- _Goal_: Read through the data and report every line in which the word "Menschen" occurs.

- _Data supplied_:
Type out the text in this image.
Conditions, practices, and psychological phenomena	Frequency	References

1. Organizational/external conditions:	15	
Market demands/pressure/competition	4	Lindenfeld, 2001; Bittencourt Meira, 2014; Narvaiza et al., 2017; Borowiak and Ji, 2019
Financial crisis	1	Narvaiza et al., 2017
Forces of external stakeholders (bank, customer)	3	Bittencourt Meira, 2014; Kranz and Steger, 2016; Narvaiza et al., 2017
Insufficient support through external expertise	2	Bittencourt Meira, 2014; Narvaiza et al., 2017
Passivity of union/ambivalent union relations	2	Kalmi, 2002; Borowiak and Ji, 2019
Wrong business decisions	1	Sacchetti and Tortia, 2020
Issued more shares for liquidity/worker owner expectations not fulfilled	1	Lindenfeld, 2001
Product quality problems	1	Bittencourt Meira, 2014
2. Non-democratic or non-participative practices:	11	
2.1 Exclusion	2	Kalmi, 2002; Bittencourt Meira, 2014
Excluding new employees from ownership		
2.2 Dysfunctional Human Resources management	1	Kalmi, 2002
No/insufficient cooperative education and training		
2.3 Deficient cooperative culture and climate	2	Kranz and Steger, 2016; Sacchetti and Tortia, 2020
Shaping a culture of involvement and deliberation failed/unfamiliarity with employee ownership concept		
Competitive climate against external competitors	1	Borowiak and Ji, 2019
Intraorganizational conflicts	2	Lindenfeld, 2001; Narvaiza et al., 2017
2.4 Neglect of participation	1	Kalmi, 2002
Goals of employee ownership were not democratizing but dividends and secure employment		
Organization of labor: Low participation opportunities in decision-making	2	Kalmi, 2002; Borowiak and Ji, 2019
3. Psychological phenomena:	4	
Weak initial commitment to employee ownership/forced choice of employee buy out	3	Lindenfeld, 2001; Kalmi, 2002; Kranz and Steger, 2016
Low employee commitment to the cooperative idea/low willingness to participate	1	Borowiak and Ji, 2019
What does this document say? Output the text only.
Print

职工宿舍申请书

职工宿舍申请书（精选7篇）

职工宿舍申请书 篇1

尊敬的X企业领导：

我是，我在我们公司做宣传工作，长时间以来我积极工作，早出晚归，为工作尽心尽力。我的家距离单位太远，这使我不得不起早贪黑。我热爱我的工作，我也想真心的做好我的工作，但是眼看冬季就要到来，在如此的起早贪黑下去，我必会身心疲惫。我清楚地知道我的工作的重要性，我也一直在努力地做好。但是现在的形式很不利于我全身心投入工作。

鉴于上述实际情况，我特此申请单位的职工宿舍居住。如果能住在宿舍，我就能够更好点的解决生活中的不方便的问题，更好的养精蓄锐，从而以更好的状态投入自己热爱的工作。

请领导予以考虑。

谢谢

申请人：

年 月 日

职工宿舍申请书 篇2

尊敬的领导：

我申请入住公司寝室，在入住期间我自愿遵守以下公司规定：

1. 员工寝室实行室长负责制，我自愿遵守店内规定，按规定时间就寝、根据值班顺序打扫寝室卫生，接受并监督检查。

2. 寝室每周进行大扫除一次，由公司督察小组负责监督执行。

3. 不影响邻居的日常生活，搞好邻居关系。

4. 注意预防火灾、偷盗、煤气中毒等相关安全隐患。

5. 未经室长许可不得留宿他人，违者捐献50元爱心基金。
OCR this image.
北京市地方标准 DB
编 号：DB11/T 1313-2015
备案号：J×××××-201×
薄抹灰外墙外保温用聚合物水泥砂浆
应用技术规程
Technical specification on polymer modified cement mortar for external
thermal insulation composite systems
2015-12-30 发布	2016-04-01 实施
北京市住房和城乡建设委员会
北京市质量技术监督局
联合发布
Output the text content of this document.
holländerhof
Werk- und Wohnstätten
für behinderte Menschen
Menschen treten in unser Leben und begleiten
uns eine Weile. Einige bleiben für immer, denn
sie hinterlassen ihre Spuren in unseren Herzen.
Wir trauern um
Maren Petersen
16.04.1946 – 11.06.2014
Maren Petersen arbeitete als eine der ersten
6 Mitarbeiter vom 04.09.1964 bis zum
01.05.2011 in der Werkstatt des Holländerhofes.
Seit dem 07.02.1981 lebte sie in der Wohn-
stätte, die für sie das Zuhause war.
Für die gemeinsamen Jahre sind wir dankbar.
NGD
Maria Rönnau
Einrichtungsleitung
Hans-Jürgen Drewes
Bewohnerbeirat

- _Exercise answer_:
für behinderte Menschen
Menschen treten in unser Leben und begleiten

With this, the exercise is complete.